* [Stated goal]: Send back the entries below exactly as they appear.

———

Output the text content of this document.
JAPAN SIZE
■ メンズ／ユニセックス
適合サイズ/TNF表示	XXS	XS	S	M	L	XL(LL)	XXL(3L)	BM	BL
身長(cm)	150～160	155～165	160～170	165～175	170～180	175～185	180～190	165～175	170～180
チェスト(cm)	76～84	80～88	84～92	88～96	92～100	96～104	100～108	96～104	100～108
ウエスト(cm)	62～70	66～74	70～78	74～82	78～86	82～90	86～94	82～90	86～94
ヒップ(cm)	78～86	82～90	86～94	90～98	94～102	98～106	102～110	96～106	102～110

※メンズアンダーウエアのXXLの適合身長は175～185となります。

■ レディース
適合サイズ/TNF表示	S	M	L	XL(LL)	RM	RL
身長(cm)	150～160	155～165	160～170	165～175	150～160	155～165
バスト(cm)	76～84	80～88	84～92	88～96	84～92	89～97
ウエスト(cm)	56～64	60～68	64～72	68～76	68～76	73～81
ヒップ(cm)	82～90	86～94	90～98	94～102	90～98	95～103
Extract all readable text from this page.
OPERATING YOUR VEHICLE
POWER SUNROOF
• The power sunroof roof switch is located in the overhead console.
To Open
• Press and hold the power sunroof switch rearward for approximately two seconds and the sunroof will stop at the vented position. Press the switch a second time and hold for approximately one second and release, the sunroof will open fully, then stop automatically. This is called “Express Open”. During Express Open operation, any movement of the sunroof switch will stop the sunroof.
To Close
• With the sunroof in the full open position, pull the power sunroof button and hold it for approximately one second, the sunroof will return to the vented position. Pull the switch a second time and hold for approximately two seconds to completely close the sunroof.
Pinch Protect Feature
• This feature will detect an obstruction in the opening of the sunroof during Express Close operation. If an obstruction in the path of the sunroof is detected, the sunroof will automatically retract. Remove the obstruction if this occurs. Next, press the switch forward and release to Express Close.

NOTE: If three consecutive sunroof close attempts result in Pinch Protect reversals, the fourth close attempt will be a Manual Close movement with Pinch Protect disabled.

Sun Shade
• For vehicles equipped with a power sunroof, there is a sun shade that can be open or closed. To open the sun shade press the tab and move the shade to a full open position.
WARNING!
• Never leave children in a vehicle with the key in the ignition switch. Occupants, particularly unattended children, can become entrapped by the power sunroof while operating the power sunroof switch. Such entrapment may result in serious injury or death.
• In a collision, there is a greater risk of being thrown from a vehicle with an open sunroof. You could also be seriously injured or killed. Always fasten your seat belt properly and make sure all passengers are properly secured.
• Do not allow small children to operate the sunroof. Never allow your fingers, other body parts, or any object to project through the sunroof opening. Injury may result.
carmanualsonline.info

———

* [Finished exercise]:
Output the text content of this document.
JAPAN SIZE
■ メンズ／ユニセックス
適合サイズ/TNF表示	XXS	XS	S	M	L	XL(LL)	XXL(3L)	BM	BL
身長(cm)	150～160	155～165	160～170	165～175	170～180	175～185	180～190	165～175	170～180
チェスト(cm)	76～84	80～88	84～92	88～96	92～100	96～104	100～108	96～104	100～108
ウエスト(cm)	62～70	66～74	70～78	74～82	78～86	82～90	86～94	82～90	86～94
ヒップ(cm)	78～86	82～90	86～94	90～98	94～102	98～106	102～110	96～106	102～110

※メンズアンダーウエアのXXLの適合身長は175～185となります。

■ レディース
適合サイズ/TNF表示	S	M	L	XL(LL)	RM	RL
身長(cm)	150～160	155～165	160～170	165～175	150～160	155～165
バスト(cm)	76～84	80～88	84～92	88～96	84～92	89～97
ウエスト(cm)	56～64	60～68	64～72	68～76	68～76	73～81
ヒップ(cm)	82～90	86～94	90～98	94～102	90～98	95～103
Extract all readable text from this page.
OPERATING YOUR VEHICLE
POWER SUNROOF
• The power sunroof roof switch is located in the overhead console.
To Open
• Press and hold the power sunroof switch rearward for approximately two seconds and the sunroof will stop at the vented position. Press the switch a second time and hold for approximately one second and release, the sunroof will open fully, then stop automatically. This is called “Express Open”. During Express Open operation, any movement of the sunroof switch will stop the sunroof.
To Close
• With the sunroof in the full open position, pull the power sunroof button and hold it for approximately one second, the sunroof will return to the vented position. Pull the switch a second time and hold for approximately two seconds to completely close the sunroof.
Pinch Protect Feature
• This feature will detect an obstruction in the opening of the sunroof during Express Close operation. If an obstruction in the path of the sunroof is detected, the sunroof will automatically retract. Remove the obstruction if this occurs. Next, press the switch forward and release to Express Close.

NOTE: If three consecutive sunroof close attempts result in Pinch Protect reversals, the fourth close attempt will be a Manual Close movement with Pinch Protect disabled.

Sun Shade
• For vehicles equipped with a power sunroof, there is a sun shade that can be open or closed. To open the sun shade press the tab and move the shade to a full open position.
WARNING!
• Never leave children in a vehicle with the key in the ignition switch. Occupants, particularly unattended children, can become entrapped by the power sunroof while operating the power sunroof switch. Such entrapment may result in serious injury or death.
• In a collision, there is a greater risk of being thrown from a vehicle with an open sunroof. You could also be seriously injured or killed. Always fasten your seat belt properly and make sure all passengers are properly secured.
• Do not allow small children to operate the sunroof. Never allow your fingers, other body parts, or any object to project through the sunroof opening. Injury may result.
carmanualsonline.info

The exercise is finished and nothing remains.